#### [DATA SECTION]
+---+
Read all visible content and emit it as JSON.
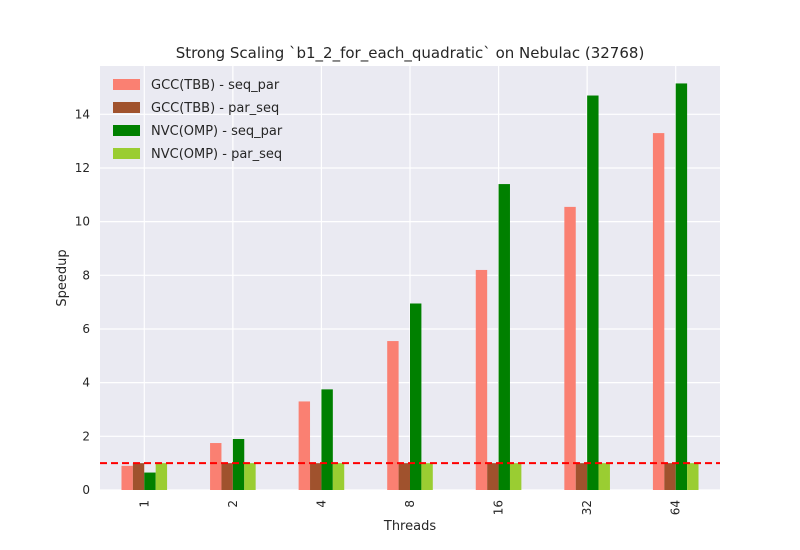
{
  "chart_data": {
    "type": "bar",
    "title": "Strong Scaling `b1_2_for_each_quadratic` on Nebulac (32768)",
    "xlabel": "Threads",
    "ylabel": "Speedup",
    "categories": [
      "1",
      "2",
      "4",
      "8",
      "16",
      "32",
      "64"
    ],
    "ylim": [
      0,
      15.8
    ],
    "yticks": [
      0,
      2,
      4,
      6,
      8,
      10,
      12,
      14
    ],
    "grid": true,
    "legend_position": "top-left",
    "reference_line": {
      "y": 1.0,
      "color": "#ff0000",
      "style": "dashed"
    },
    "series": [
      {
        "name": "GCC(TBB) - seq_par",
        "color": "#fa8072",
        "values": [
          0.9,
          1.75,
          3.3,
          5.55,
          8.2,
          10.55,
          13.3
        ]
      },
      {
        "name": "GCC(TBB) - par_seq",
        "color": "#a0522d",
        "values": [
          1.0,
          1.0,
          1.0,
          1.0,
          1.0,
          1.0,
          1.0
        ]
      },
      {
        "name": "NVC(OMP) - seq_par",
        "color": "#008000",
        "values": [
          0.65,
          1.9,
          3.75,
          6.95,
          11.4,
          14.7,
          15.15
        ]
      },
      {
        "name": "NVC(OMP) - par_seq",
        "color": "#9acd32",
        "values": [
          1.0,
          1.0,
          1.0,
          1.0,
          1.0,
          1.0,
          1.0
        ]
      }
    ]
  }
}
+---+
#### [YOUR INSTRUCTIONS]
Print out every entry above without changing a word, and leave out the pictures.

#### [RESPONSE]
Read all visible content and emit it as JSON.
{
  "chart_data": {
    "type": "bar",
    "title": "Strong Scaling `b1_2_for_each_quadratic` on Nebulac (32768)",
    "xlabel": "Threads",
    "ylabel": "Speedup",
    "categories": [
      "1",
      "2",
      "4",
      "8",
      "16",
      "32",
      "64"
    ],
    "ylim": [
      0,
      15.8
    ],
    "yticks": [
      0,
      2,
      4,
      6,
      8,
      10,
      12,
      14
    ],
    "grid": true,
    "legend_position": "top-left",
    "reference_line": {
      "y": 1.0,
      "color": "#ff0000",
      "style": "dashed"
    },
    "series": [
      {
        "name": "GCC(TBB) - seq_par",
        "color": "#fa8072",
        "values": [
          0.9,
          1.75,
          3.3,
          5.55,
          8.2,
          10.55,
          13.3
        ]
      },
      {
        "name": "GCC(TBB) - par_seq",
        "color": "#a0522d",
        "values": [
          1.0,
          1.0,
          1.0,
          1.0,
          1.0,
          1.0,
          1.0
        ]
      },
      {
        "name": "NVC(OMP) - seq_par",
        "color": "#008000",
        "values": [
          0.65,
          1.9,
          3.75,
          6.95,
          11.4,
          14.7,
          15.15
        ]
      },
      {
        "name": "NVC(OMP) - par_seq",
        "color": "#9acd32",
        "values": [
          1.0,
          1.0,
          1.0,
          1.0,
          1.0,
          1.0,
          1.0
        ]
      }
    ]
  }
}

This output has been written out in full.